Wherever the string "CORRELATION" shows up in a line, count that line. Give the total alone.

+++++

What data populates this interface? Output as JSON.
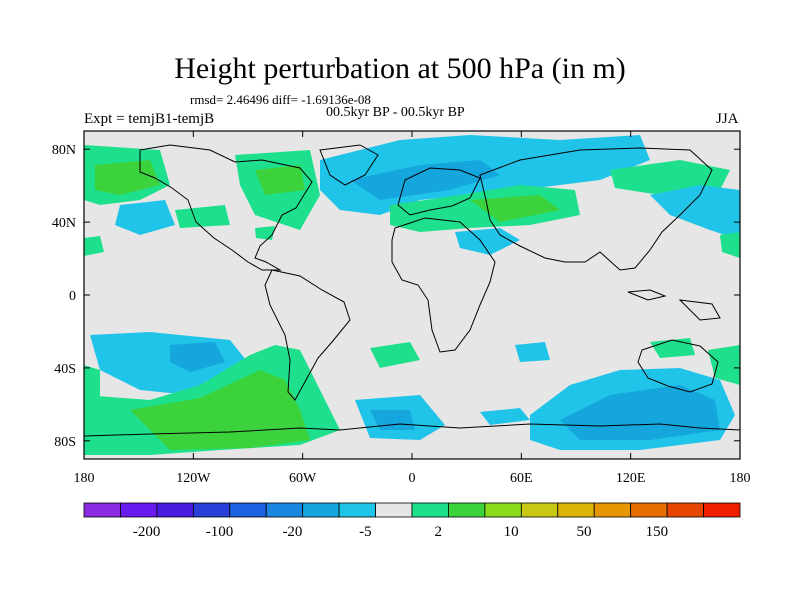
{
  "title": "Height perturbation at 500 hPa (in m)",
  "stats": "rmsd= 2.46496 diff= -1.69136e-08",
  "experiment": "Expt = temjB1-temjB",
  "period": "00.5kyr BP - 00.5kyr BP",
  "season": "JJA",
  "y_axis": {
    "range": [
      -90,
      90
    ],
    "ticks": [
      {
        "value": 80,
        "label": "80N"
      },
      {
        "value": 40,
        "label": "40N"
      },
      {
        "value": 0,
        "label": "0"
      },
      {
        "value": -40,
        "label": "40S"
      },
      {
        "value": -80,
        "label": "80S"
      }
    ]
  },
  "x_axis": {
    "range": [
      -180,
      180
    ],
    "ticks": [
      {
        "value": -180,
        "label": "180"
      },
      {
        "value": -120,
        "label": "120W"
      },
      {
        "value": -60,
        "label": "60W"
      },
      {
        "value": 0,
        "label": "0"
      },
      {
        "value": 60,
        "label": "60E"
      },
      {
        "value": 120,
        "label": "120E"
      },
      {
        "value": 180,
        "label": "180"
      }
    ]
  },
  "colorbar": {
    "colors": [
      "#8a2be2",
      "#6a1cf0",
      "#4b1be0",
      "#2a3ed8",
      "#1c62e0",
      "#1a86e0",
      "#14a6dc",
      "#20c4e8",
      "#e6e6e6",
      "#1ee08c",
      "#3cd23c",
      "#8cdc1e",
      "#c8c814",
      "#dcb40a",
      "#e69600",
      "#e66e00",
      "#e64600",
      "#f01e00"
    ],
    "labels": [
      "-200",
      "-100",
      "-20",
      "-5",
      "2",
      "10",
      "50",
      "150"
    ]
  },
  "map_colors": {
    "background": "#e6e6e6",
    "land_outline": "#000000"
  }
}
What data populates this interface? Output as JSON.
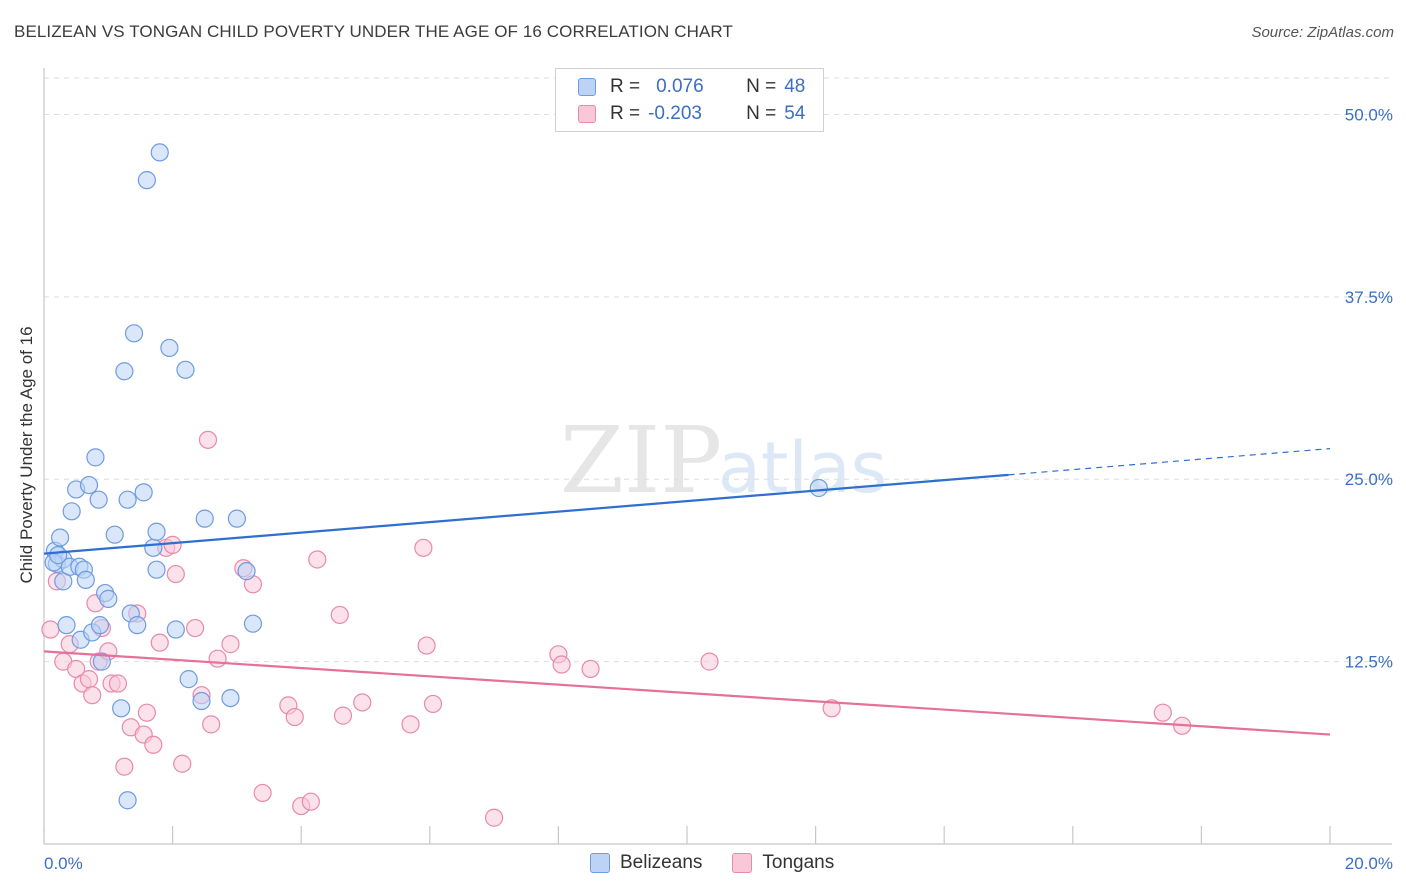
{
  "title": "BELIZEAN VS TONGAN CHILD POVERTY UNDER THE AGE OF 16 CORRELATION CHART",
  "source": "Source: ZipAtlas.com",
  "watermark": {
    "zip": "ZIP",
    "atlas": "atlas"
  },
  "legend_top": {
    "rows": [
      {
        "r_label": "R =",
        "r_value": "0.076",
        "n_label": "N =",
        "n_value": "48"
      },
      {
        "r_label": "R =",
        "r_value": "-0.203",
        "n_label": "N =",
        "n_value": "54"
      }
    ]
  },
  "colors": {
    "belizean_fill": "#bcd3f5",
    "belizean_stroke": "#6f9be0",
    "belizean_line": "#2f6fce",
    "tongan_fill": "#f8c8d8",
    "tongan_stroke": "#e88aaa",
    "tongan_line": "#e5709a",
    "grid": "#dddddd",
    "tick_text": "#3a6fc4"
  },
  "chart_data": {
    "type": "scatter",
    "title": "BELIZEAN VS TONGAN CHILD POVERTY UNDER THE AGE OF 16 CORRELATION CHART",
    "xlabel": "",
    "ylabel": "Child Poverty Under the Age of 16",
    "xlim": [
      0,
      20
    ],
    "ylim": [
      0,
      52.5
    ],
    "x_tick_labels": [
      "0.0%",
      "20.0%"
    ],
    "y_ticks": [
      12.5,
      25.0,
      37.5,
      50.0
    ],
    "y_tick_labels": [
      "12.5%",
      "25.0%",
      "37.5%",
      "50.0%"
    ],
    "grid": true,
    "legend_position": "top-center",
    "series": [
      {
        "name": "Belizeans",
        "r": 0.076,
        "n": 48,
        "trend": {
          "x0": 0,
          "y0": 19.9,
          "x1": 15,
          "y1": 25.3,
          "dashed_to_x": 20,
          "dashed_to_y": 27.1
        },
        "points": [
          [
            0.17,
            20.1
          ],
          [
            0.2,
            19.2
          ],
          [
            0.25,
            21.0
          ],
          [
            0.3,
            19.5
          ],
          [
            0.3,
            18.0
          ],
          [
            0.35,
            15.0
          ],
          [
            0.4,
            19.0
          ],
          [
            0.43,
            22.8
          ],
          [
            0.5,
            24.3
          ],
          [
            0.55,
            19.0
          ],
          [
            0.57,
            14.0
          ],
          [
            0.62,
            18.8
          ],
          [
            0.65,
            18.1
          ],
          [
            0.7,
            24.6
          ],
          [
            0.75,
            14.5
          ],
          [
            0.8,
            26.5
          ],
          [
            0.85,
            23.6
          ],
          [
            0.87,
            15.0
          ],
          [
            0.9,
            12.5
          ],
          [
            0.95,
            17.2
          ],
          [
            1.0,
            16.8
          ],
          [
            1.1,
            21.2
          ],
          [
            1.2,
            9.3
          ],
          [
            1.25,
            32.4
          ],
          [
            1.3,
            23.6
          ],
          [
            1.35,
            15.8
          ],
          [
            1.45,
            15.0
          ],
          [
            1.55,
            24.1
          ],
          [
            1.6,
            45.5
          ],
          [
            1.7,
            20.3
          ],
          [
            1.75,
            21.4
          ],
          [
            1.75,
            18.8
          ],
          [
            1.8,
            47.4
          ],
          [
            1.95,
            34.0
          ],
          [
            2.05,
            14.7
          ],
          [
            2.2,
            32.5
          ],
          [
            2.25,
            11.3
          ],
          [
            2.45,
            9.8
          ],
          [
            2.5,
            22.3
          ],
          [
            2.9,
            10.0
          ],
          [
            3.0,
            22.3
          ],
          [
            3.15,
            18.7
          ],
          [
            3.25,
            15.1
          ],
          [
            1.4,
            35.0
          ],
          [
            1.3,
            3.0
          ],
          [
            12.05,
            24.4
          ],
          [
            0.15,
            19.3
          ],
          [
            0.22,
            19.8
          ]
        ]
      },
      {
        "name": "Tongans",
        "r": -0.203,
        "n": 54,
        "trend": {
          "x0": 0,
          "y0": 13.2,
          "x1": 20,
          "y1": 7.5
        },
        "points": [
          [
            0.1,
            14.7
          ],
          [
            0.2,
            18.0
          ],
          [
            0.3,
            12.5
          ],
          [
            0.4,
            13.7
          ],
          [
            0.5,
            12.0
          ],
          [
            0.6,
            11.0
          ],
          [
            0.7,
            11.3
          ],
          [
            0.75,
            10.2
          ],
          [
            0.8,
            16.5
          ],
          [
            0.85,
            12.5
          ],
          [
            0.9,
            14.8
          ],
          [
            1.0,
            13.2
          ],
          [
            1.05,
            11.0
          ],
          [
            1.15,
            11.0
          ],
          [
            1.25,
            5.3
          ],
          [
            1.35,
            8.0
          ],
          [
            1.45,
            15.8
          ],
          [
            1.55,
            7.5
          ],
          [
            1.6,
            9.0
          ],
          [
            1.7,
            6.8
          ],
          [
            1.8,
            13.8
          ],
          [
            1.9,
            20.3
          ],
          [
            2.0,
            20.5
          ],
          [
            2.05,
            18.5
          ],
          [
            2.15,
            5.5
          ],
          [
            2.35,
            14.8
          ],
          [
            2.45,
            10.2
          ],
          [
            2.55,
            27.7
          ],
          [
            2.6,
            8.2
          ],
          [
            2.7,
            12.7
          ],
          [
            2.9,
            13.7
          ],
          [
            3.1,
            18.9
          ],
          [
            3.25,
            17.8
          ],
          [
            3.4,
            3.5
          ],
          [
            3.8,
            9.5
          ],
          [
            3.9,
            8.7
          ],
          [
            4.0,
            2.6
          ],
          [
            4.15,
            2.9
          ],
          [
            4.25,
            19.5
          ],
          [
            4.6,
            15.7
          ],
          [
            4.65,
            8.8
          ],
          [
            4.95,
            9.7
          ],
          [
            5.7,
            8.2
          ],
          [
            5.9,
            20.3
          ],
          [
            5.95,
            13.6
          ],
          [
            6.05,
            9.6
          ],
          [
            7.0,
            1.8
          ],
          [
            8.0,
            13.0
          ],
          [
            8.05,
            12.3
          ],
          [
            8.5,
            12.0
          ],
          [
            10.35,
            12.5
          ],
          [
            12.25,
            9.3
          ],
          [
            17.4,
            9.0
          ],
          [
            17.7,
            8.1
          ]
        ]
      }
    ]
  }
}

+++++

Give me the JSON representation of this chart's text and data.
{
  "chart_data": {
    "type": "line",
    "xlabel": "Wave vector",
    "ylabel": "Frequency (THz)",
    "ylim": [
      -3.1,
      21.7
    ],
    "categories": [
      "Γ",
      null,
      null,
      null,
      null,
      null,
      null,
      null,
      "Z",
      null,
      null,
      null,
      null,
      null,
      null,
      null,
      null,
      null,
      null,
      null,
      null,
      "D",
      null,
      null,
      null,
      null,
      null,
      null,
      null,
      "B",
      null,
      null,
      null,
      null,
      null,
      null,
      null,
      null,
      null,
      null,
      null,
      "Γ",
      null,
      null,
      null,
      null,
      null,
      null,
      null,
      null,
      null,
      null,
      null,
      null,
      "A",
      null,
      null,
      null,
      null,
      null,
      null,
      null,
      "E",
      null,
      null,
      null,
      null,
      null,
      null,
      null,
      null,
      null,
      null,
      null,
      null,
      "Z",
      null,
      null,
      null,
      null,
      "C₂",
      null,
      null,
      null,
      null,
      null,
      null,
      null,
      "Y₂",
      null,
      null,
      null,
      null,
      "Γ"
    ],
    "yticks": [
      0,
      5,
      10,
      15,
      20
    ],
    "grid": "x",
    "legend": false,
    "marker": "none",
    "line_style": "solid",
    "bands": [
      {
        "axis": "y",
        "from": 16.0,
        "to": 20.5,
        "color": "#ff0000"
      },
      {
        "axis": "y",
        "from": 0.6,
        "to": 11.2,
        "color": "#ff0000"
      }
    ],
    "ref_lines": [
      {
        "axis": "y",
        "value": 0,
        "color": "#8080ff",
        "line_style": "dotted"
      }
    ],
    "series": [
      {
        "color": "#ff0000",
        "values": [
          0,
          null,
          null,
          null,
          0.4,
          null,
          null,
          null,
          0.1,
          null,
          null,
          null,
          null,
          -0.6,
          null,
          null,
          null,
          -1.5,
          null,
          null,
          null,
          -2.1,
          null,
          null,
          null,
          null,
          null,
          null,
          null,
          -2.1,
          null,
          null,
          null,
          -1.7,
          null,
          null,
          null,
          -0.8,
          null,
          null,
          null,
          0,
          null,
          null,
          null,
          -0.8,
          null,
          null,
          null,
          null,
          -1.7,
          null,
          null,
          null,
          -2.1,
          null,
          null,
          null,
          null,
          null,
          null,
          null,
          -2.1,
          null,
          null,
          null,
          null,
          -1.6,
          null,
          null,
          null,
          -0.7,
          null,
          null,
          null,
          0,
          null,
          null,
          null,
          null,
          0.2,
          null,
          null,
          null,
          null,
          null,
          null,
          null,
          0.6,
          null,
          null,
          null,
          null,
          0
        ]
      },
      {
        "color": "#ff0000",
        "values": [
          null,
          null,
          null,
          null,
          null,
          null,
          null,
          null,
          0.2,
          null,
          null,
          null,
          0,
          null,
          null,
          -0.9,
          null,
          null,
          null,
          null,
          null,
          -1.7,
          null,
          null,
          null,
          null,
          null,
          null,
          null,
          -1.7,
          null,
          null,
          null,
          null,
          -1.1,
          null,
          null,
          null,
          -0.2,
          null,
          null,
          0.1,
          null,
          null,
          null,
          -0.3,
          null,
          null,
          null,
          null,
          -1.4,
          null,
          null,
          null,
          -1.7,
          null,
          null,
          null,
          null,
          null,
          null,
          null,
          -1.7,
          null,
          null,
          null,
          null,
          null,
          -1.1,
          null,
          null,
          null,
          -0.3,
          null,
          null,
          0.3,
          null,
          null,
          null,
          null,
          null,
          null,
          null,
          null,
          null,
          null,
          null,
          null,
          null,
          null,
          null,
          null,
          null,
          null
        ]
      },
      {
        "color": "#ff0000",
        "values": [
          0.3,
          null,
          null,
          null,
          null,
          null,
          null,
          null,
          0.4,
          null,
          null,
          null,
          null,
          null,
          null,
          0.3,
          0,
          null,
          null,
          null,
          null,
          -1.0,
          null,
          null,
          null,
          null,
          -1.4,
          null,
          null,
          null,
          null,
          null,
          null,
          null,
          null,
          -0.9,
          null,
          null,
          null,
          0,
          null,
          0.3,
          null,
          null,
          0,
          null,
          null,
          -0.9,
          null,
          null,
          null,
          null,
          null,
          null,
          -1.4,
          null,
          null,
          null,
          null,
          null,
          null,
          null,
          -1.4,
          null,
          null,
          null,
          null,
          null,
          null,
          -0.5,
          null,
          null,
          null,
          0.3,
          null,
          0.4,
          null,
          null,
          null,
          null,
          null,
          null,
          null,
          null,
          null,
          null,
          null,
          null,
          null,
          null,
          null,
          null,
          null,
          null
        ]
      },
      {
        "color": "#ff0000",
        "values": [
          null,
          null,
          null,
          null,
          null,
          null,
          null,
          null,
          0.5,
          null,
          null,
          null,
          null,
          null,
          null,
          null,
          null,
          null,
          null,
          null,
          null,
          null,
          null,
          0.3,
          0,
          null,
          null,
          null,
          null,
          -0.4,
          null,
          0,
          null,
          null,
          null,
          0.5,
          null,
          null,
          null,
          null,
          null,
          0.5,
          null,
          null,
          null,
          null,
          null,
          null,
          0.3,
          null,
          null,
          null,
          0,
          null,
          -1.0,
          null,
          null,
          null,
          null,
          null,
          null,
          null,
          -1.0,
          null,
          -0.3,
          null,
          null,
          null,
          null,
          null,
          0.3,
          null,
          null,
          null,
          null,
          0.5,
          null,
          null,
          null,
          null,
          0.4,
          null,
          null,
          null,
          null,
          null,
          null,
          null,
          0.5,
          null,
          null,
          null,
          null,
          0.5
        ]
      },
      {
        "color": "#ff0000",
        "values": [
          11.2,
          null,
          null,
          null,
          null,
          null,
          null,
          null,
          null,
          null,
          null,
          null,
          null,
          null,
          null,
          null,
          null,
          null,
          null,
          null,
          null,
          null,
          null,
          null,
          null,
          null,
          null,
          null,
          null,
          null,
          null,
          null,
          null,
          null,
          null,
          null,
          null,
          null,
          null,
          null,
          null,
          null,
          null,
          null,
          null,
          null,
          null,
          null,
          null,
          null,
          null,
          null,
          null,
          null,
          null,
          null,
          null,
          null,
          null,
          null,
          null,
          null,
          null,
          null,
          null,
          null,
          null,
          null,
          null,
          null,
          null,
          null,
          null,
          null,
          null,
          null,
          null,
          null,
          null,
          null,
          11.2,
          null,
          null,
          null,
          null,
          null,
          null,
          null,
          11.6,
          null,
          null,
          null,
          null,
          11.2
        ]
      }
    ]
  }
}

+++++

§ **Problem solution**
2